# TO DO:
1. Summarize the passage on Hugo van der Goes in two sentences.
2. In the passage on Hugo van der Goes, what year was he admitted to the Ghent painters' guild as a master?

# PASSAGE PROVIDED:
..............................

Painter of the Bible
Hugo van der Goes
Hugo van der Goes painted the masterpiece that introduced Northern realism to Italy.

Life & work
Hugo van der Goes painted the masterpiece that introduced Northern realism to Italy. Born around 1440, probably in Ghent, he was admitted to the Ghent painters' guild as a master in 1467 and elected dean of the guild in 1473–75. In the late 1470s he withdrew from public life into the Roode Klooster, an Augustinian monastery in the Sonian Forest east of Brussels, where he continued to paint for outside commissions while living as a lay brother. Contemporaries describe a final crisis in which he attempted self-harm under the conviction that he could not be saved. He died at the monastery in 1482.

..............................

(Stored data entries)
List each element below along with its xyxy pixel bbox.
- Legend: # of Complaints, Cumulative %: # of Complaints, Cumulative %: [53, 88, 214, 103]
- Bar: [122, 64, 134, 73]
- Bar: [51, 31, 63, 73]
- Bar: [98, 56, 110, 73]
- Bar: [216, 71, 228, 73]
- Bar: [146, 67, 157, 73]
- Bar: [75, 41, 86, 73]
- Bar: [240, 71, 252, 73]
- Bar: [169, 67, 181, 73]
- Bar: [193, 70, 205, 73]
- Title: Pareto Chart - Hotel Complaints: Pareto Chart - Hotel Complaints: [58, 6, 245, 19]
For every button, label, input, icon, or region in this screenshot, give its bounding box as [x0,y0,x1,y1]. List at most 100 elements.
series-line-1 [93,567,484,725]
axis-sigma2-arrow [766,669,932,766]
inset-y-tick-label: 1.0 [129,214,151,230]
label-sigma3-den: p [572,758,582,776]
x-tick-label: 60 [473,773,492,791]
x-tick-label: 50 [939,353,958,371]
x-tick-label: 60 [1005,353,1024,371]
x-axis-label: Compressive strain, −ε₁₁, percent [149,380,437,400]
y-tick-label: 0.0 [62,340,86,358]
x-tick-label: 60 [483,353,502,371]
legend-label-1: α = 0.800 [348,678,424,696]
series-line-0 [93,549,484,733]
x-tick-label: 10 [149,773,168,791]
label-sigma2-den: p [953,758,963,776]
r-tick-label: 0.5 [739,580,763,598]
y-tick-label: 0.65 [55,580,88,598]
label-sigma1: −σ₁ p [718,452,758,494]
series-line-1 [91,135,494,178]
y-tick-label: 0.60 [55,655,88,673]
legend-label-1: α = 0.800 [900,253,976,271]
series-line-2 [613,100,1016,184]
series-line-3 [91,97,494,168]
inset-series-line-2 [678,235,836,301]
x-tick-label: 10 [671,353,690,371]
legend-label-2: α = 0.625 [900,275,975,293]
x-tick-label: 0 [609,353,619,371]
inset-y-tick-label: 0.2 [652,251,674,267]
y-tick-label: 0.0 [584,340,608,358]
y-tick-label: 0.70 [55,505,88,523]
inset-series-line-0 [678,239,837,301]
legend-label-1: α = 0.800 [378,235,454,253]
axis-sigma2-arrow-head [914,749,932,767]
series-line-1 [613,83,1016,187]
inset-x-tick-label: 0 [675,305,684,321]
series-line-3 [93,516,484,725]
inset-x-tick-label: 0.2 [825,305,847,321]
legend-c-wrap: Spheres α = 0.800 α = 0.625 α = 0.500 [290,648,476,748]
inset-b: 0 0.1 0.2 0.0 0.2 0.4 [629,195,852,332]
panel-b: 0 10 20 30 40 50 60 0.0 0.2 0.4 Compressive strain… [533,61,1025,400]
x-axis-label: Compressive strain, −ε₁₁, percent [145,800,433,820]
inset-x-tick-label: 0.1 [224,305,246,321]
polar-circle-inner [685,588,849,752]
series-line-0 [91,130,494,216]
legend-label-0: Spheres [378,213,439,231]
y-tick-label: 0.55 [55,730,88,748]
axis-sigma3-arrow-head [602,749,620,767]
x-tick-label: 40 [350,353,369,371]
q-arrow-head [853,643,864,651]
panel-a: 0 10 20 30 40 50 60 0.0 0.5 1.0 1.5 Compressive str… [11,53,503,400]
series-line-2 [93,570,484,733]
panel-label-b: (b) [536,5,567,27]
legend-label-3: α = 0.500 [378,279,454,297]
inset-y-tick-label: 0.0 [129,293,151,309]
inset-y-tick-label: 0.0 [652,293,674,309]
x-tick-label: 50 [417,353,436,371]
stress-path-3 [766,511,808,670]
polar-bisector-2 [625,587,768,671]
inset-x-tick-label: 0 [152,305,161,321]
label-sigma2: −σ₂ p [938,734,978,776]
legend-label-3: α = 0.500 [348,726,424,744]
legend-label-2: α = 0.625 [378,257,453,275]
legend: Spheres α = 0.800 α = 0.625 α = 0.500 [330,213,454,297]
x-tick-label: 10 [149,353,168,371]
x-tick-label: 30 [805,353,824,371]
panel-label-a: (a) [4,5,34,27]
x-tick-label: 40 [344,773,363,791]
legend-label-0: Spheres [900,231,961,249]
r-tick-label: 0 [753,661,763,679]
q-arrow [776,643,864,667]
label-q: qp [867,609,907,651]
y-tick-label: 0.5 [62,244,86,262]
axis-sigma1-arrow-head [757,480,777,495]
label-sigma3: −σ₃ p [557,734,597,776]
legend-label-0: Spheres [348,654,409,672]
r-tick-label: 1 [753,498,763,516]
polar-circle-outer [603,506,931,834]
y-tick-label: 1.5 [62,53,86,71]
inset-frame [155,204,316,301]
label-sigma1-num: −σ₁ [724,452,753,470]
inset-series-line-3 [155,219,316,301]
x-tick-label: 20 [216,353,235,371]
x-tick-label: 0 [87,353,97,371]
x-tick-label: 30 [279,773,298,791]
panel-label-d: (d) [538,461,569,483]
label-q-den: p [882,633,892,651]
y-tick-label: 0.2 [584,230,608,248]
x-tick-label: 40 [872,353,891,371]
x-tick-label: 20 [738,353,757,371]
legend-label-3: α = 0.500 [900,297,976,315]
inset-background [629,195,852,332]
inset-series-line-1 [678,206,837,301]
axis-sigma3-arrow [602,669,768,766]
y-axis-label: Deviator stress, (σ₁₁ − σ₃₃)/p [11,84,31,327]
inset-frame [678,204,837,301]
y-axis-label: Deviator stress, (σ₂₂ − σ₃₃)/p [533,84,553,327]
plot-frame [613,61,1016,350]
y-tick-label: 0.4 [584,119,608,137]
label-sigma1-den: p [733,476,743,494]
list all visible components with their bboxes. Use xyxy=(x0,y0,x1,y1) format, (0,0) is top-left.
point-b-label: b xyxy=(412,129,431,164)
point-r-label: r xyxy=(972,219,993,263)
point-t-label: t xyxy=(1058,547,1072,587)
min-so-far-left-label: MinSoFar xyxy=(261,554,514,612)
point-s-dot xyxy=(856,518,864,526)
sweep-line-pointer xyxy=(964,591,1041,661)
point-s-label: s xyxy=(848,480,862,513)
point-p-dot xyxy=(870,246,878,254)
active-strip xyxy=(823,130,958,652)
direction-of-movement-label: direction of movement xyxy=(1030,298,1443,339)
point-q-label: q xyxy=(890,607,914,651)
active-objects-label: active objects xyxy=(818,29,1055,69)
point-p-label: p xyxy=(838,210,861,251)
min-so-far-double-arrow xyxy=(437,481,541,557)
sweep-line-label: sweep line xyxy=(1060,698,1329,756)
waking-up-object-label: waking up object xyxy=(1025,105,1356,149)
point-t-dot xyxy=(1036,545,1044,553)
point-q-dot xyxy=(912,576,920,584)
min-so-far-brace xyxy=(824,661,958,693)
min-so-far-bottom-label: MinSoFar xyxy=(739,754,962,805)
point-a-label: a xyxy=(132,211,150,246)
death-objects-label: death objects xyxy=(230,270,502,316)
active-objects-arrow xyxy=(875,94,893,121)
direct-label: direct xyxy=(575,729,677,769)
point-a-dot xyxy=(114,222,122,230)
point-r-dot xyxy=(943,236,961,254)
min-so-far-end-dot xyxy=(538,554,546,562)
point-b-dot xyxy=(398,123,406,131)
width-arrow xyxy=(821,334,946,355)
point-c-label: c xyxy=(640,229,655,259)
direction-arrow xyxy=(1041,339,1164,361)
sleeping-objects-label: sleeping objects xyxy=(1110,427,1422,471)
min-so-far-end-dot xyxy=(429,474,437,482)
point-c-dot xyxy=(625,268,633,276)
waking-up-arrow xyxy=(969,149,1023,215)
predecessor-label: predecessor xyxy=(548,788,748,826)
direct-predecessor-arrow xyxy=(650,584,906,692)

..............................

# LIST OF SOLUTIONS:
1. Hugo van der Goes, born around 1440 probably in Ghent, painted the masterpiece that introduced Northern realism to Italy and was admitted as a master to the Ghent painters' guild in 1467, later serving as its dean in 1473–75. In the late 1470s he withdrew to the Roode Klooster, an Augustinian monastery east of Brussels, where he lived as a lay brother and kept painting for outside commissions until his death there in 1482.

2. 1467